**Exercise brief**
Return the whole listing exactly as it stands.

**Data section**
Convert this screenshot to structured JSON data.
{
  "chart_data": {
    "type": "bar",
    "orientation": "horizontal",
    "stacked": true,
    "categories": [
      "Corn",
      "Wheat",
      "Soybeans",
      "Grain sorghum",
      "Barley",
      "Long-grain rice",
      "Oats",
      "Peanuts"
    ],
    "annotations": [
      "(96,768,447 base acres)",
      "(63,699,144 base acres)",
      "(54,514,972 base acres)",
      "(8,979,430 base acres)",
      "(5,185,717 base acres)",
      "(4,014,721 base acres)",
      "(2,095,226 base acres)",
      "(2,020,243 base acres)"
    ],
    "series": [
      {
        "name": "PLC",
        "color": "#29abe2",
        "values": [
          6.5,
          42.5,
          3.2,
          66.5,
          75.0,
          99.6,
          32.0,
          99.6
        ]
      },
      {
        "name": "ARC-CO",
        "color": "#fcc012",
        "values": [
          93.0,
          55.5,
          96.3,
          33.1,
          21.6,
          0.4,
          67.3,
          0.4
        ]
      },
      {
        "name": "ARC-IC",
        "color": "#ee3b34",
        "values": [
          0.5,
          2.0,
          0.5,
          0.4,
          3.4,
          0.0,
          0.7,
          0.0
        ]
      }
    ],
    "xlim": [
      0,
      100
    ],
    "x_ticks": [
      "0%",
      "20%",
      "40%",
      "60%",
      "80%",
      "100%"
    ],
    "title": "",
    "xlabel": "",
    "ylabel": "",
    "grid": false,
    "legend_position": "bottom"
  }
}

**The result**
Convert this screenshot to structured JSON data.
{
  "chart_data": {
    "type": "bar",
    "orientation": "horizontal",
    "stacked": true,
    "categories": [
      "Corn",
      "Wheat",
      "Soybeans",
      "Grain sorghum",
      "Barley",
      "Long-grain rice",
      "Oats",
      "Peanuts"
    ],
    "annotations": [
      "(96,768,447 base acres)",
      "(63,699,144 base acres)",
      "(54,514,972 base acres)",
      "(8,979,430 base acres)",
      "(5,185,717 base acres)",
      "(4,014,721 base acres)",
      "(2,095,226 base acres)",
      "(2,020,243 base acres)"
    ],
    "series": [
      {
        "name": "PLC",
        "color": "#29abe2",
        "values": [
          6.5,
          42.5,
          3.2,
          66.5,
          75.0,
          99.6,
          32.0,
          99.6
        ]
      },
      {
        "name": "ARC-CO",
        "color": "#fcc012",
        "values": [
          93.0,
          55.5,
          96.3,
          33.1,
          21.6,
          0.4,
          67.3,
          0.4
        ]
      },
      {
        "name": "ARC-IC",
        "color": "#ee3b34",
        "values": [
          0.5,
          2.0,
          0.5,
          0.4,
          3.4,
          0.0,
          0.7,
          0.0
        ]
      }
    ],
    "xlim": [
      0,
      100
    ],
    "x_ticks": [
      "0%",
      "20%",
      "40%",
      "60%",
      "80%",
      "100%"
    ],
    "title": "",
    "xlabel": "",
    "ylabel": "",
    "grid": false,
    "legend_position": "bottom"
  }
}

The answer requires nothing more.